# WHAT TO DO
Go through the listing and set it down exactly, leaving out its pictures.
[Start DATASET RECORDS]
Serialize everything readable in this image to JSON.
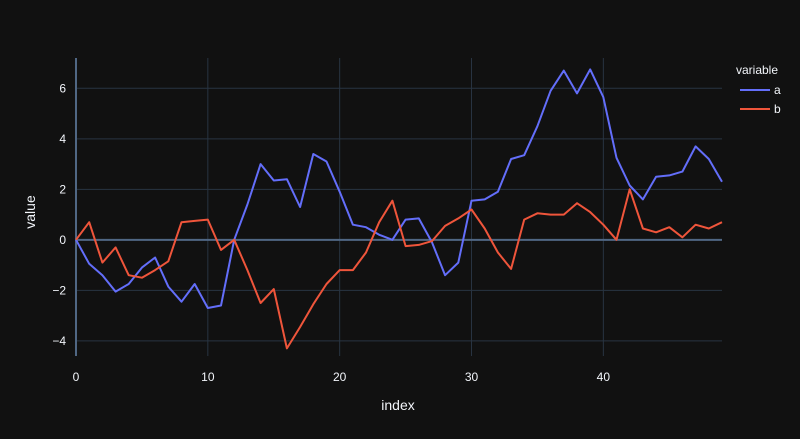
{
  "chart_data": {
    "type": "line",
    "xlabel": "index",
    "ylabel": "value",
    "legend_title": "variable",
    "legend_position": "top-right",
    "grid": true,
    "xlim": [
      0,
      49
    ],
    "ylim": [
      -4.6,
      7.2
    ],
    "x_ticks": [
      0,
      10,
      20,
      30,
      40
    ],
    "y_ticks": [
      -4,
      -2,
      0,
      2,
      4,
      6
    ],
    "x": [
      0,
      1,
      2,
      3,
      4,
      5,
      6,
      7,
      8,
      9,
      10,
      11,
      12,
      13,
      14,
      15,
      16,
      17,
      18,
      19,
      20,
      21,
      22,
      23,
      24,
      25,
      26,
      27,
      28,
      29,
      30,
      31,
      32,
      33,
      34,
      35,
      36,
      37,
      38,
      39,
      40,
      41,
      42,
      43,
      44,
      45,
      46,
      47,
      48,
      49
    ],
    "series": [
      {
        "name": "a",
        "color": "#636efa",
        "values": [
          0,
          -0.95,
          -1.4,
          -2.05,
          -1.75,
          -1.1,
          -0.7,
          -1.85,
          -2.45,
          -1.75,
          -2.7,
          -2.6,
          0,
          1.4,
          3.0,
          2.35,
          2.4,
          1.3,
          3.4,
          3.1,
          1.9,
          0.6,
          0.5,
          0.2,
          0,
          0.8,
          0.85,
          -0.1,
          -1.4,
          -0.9,
          1.55,
          1.6,
          1.9,
          3.2,
          3.35,
          4.5,
          5.9,
          6.7,
          5.8,
          6.75,
          5.65,
          3.25,
          2.15,
          1.6,
          2.5,
          2.55,
          2.7,
          3.7,
          3.2,
          2.3
        ]
      },
      {
        "name": "b",
        "color": "#ef553b",
        "values": [
          0,
          0.7,
          -0.9,
          -0.3,
          -1.4,
          -1.5,
          -1.2,
          -0.85,
          0.7,
          0.75,
          0.8,
          -0.4,
          0,
          -1.2,
          -2.5,
          -1.95,
          -4.3,
          -3.45,
          -2.55,
          -1.75,
          -1.2,
          -1.2,
          -0.5,
          0.7,
          1.55,
          -0.25,
          -0.2,
          -0.05,
          0.55,
          0.85,
          1.2,
          0.45,
          -0.5,
          -1.15,
          0.8,
          1.05,
          1.0,
          1.0,
          1.45,
          1.1,
          0.6,
          0,
          2.0,
          0.45,
          0.3,
          0.5,
          0.1,
          0.6,
          0.45,
          0.7
        ]
      }
    ]
  }
}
[End DATASET RECORDS]
# COMPLETED EXERCISE
Serialize everything readable in this image to JSON.
{
  "chart_data": {
    "type": "line",
    "xlabel": "index",
    "ylabel": "value",
    "legend_title": "variable",
    "legend_position": "top-right",
    "grid": true,
    "xlim": [
      0,
      49
    ],
    "ylim": [
      -4.6,
      7.2
    ],
    "x_ticks": [
      0,
      10,
      20,
      30,
      40
    ],
    "y_ticks": [
      -4,
      -2,
      0,
      2,
      4,
      6
    ],
    "x": [
      0,
      1,
      2,
      3,
      4,
      5,
      6,
      7,
      8,
      9,
      10,
      11,
      12,
      13,
      14,
      15,
      16,
      17,
      18,
      19,
      20,
      21,
      22,
      23,
      24,
      25,
      26,
      27,
      28,
      29,
      30,
      31,
      32,
      33,
      34,
      35,
      36,
      37,
      38,
      39,
      40,
      41,
      42,
      43,
      44,
      45,
      46,
      47,
      48,
      49
    ],
    "series": [
      {
        "name": "a",
        "color": "#636efa",
        "values": [
          0,
          -0.95,
          -1.4,
          -2.05,
          -1.75,
          -1.1,
          -0.7,
          -1.85,
          -2.45,
          -1.75,
          -2.7,
          -2.6,
          0,
          1.4,
          3.0,
          2.35,
          2.4,
          1.3,
          3.4,
          3.1,
          1.9,
          0.6,
          0.5,
          0.2,
          0,
          0.8,
          0.85,
          -0.1,
          -1.4,
          -0.9,
          1.55,
          1.6,
          1.9,
          3.2,
          3.35,
          4.5,
          5.9,
          6.7,
          5.8,
          6.75,
          5.65,
          3.25,
          2.15,
          1.6,
          2.5,
          2.55,
          2.7,
          3.7,
          3.2,
          2.3
        ]
      },
      {
        "name": "b",
        "color": "#ef553b",
        "values": [
          0,
          0.7,
          -0.9,
          -0.3,
          -1.4,
          -1.5,
          -1.2,
          -0.85,
          0.7,
          0.75,
          0.8,
          -0.4,
          0,
          -1.2,
          -2.5,
          -1.95,
          -4.3,
          -3.45,
          -2.55,
          -1.75,
          -1.2,
          -1.2,
          -0.5,
          0.7,
          1.55,
          -0.25,
          -0.2,
          -0.05,
          0.55,
          0.85,
          1.2,
          0.45,
          -0.5,
          -1.15,
          0.8,
          1.05,
          1.0,
          1.0,
          1.45,
          1.1,
          0.6,
          0,
          2.0,
          0.45,
          0.3,
          0.5,
          0.1,
          0.6,
          0.45,
          0.7
        ]
      }
    ]
  }
}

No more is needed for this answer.